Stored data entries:
—————

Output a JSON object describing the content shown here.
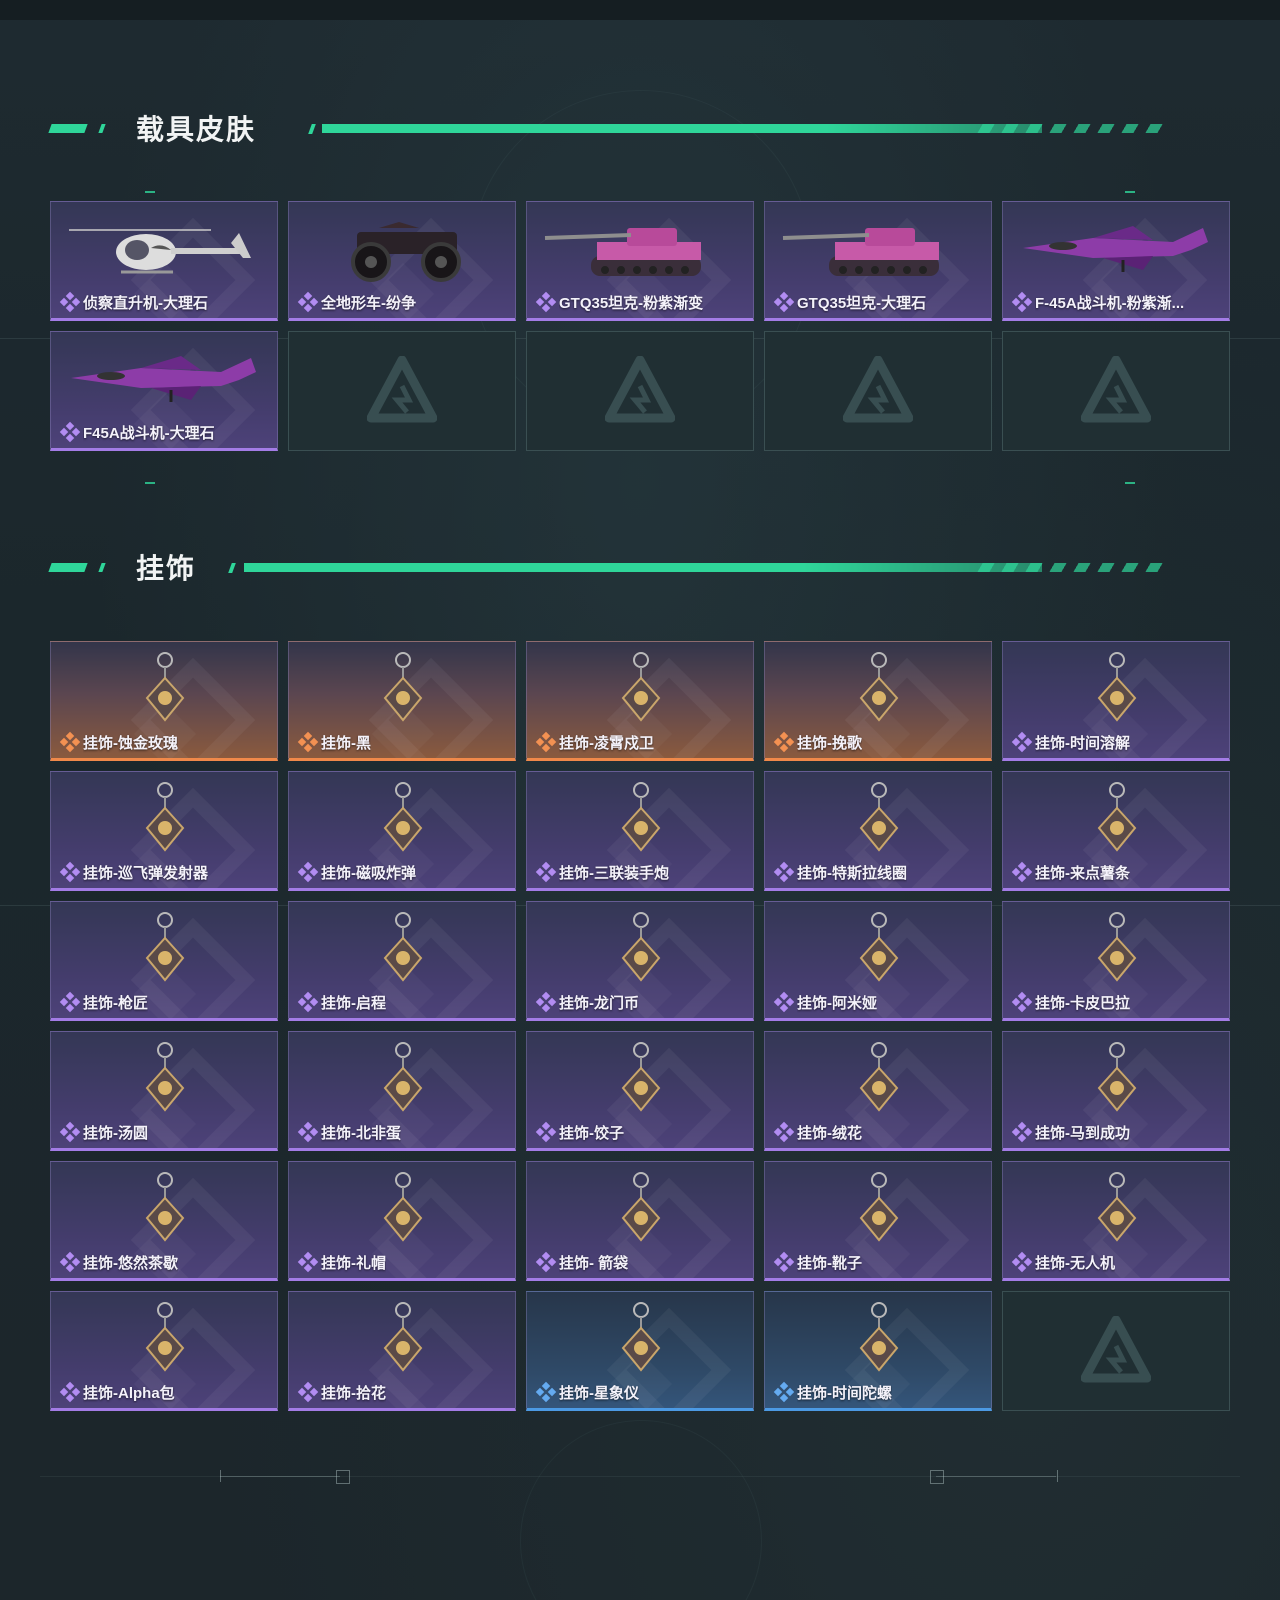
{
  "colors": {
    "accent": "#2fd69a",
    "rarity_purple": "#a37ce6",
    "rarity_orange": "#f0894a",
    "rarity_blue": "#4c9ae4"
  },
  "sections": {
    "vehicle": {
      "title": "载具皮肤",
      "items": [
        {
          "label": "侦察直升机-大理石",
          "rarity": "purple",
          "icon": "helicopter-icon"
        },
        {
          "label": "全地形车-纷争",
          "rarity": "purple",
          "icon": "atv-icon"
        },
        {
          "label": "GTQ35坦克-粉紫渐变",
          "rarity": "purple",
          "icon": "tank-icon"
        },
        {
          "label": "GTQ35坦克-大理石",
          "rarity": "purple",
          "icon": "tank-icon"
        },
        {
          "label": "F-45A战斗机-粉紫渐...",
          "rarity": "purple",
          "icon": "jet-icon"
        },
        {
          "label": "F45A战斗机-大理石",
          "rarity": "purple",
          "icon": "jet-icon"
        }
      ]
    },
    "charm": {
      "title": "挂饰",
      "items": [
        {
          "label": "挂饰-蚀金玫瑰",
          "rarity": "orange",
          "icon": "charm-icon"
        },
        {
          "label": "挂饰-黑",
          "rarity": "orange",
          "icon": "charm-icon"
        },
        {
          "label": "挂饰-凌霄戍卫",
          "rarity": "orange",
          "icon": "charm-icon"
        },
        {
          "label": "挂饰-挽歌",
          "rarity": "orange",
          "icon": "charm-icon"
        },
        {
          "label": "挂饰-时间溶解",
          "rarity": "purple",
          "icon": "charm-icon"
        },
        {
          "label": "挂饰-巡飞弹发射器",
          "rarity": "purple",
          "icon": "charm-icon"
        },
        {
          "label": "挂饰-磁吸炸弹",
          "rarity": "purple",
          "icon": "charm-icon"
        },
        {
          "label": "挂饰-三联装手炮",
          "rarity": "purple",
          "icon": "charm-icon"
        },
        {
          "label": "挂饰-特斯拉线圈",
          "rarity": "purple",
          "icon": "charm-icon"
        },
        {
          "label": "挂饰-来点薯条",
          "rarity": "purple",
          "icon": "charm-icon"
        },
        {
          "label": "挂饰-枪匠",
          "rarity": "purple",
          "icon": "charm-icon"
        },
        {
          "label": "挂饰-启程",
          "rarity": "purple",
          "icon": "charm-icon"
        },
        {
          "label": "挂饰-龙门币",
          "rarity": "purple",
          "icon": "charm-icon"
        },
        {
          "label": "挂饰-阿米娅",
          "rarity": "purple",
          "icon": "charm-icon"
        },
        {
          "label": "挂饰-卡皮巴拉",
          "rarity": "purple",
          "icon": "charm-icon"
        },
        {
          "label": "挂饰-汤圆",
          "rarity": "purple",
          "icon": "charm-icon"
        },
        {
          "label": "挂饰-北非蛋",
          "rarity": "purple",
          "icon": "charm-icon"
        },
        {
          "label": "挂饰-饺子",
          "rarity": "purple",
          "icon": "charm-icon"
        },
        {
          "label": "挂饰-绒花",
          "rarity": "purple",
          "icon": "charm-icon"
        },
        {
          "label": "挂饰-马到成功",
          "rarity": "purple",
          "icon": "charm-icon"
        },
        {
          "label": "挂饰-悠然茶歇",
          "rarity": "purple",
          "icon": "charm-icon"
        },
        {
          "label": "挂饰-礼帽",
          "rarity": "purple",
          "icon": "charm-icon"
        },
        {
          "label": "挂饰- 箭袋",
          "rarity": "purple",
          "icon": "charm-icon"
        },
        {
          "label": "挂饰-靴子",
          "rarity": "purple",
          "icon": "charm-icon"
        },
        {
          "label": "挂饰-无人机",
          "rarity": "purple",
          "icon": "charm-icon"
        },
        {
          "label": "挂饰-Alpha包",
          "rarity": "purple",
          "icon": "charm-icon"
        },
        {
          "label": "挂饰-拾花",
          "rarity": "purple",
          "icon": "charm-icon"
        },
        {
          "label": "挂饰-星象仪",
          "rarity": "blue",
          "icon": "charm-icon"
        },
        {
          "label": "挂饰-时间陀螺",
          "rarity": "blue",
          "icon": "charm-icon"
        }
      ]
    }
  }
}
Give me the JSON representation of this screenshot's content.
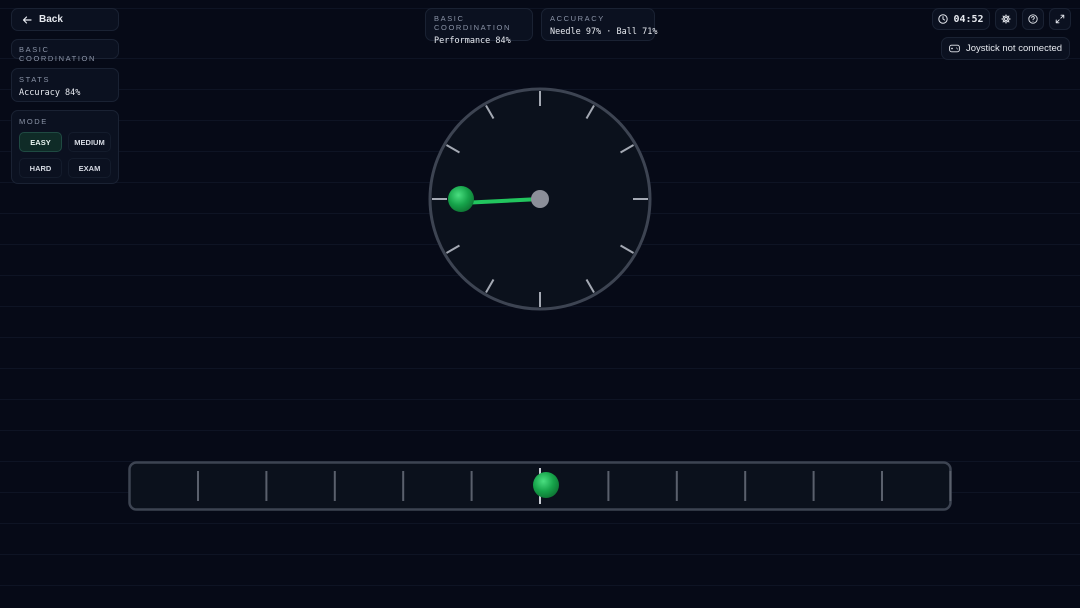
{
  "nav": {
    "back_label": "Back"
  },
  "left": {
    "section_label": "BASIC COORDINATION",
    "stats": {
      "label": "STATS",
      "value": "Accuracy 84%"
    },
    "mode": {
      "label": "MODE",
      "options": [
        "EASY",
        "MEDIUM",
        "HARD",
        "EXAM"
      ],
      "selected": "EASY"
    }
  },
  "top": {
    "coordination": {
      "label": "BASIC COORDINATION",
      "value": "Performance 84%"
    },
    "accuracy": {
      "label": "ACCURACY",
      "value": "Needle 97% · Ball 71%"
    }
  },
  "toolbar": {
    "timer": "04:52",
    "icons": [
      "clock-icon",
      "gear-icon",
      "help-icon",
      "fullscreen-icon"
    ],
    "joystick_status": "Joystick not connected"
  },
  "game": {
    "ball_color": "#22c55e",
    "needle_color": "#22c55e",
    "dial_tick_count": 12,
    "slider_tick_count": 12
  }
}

—————

WHAT YOU NEED TO DO: Repeat the material above word for word and skip every image in it.

PROBLEM SOLUTION:
Output a JSON object describing the content shown here.
{
  "colors": {
    "accent": "#2fd69a",
    "rarity_purple": "#a37ce6",
    "rarity_orange": "#f0894a",
    "rarity_blue": "#4c9ae4"
  },
  "sections": {
    "vehicle": {
      "title": "载具皮肤",
      "items": [
        {
          "label": "侦察直升机-大理石",
          "rarity": "purple",
          "icon": "helicopter-icon"
        },
        {
          "label": "全地形车-纷争",
          "rarity": "purple",
          "icon": "atv-icon"
        },
        {
          "label": "GTQ35坦克-粉紫渐变",
          "rarity": "purple",
          "icon": "tank-icon"
        },
        {
          "label": "GTQ35坦克-大理石",
          "rarity": "purple",
          "icon": "tank-icon"
        },
        {
          "label": "F-45A战斗机-粉紫渐...",
          "rarity": "purple",
          "icon": "jet-icon"
        },
        {
          "label": "F45A战斗机-大理石",
          "rarity": "purple",
          "icon": "jet-icon"
        }
      ]
    },
    "charm": {
      "title": "挂饰",
      "items": [
        {
          "label": "挂饰-蚀金玫瑰",
          "rarity": "orange",
          "icon": "charm-icon"
        },
        {
          "label": "挂饰-黑",
          "rarity": "orange",
          "icon": "charm-icon"
        },
        {
          "label": "挂饰-凌霄戍卫",
          "rarity": "orange",
          "icon": "charm-icon"
        },
        {
          "label": "挂饰-挽歌",
          "rarity": "orange",
          "icon": "charm-icon"
        },
        {
          "label": "挂饰-时间溶解",
          "rarity": "purple",
          "icon": "charm-icon"
        },
        {
          "label": "挂饰-巡飞弹发射器",
          "rarity": "purple",
          "icon": "charm-icon"
        },
        {
          "label": "挂饰-磁吸炸弹",
          "rarity": "purple",
          "icon": "charm-icon"
        },
        {
          "label": "挂饰-三联装手炮",
          "rarity": "purple",
          "icon": "charm-icon"
        },
        {
          "label": "挂饰-特斯拉线圈",
          "rarity": "purple",
          "icon": "charm-icon"
        },
        {
          "label": "挂饰-来点薯条",
          "rarity": "purple",
          "icon": "charm-icon"
        },
        {
          "label": "挂饰-枪匠",
          "rarity": "purple",
          "icon": "charm-icon"
        },
        {
          "label": "挂饰-启程",
          "rarity": "purple",
          "icon": "charm-icon"
        },
        {
          "label": "挂饰-龙门币",
          "rarity": "purple",
          "icon": "charm-icon"
        },
        {
          "label": "挂饰-阿米娅",
          "rarity": "purple",
          "icon": "charm-icon"
        },
        {
          "label": "挂饰-卡皮巴拉",
          "rarity": "purple",
          "icon": "charm-icon"
        },
        {
          "label": "挂饰-汤圆",
          "rarity": "purple",
          "icon": "charm-icon"
        },
        {
          "label": "挂饰-北非蛋",
          "rarity": "purple",
          "icon": "charm-icon"
        },
        {
          "label": "挂饰-饺子",
          "rarity": "purple",
          "icon": "charm-icon"
        },
        {
          "label": "挂饰-绒花",
          "rarity": "purple",
          "icon": "charm-icon"
        },
        {
          "label": "挂饰-马到成功",
          "rarity": "purple",
          "icon": "charm-icon"
        },
        {
          "label": "挂饰-悠然茶歇",
          "rarity": "purple",
          "icon": "charm-icon"
        },
        {
          "label": "挂饰-礼帽",
          "rarity": "purple",
          "icon": "charm-icon"
        },
        {
          "label": "挂饰- 箭袋",
          "rarity": "purple",
          "icon": "charm-icon"
        },
        {
          "label": "挂饰-靴子",
          "rarity": "purple",
          "icon": "charm-icon"
        },
        {
          "label": "挂饰-无人机",
          "rarity": "purple",
          "icon": "charm-icon"
        },
        {
          "label": "挂饰-Alpha包",
          "rarity": "purple",
          "icon": "charm-icon"
        },
        {
          "label": "挂饰-拾花",
          "rarity": "purple",
          "icon": "charm-icon"
        },
        {
          "label": "挂饰-星象仪",
          "rarity": "blue",
          "icon": "charm-icon"
        },
        {
          "label": "挂饰-时间陀螺",
          "rarity": "blue",
          "icon": "charm-icon"
        }
      ]
    }
  }
}
Give me the JSON representation of this screenshot's content.
{
  "nav": {
    "back_label": "Back"
  },
  "left": {
    "section_label": "BASIC COORDINATION",
    "stats": {
      "label": "STATS",
      "value": "Accuracy 84%"
    },
    "mode": {
      "label": "MODE",
      "options": [
        "EASY",
        "MEDIUM",
        "HARD",
        "EXAM"
      ],
      "selected": "EASY"
    }
  },
  "top": {
    "coordination": {
      "label": "BASIC COORDINATION",
      "value": "Performance 84%"
    },
    "accuracy": {
      "label": "ACCURACY",
      "value": "Needle 97% · Ball 71%"
    }
  },
  "toolbar": {
    "timer": "04:52",
    "icons": [
      "clock-icon",
      "gear-icon",
      "help-icon",
      "fullscreen-icon"
    ],
    "joystick_status": "Joystick not connected"
  },
  "game": {
    "ball_color": "#22c55e",
    "needle_color": "#22c55e",
    "dial_tick_count": 12,
    "slider_tick_count": 12
  }
}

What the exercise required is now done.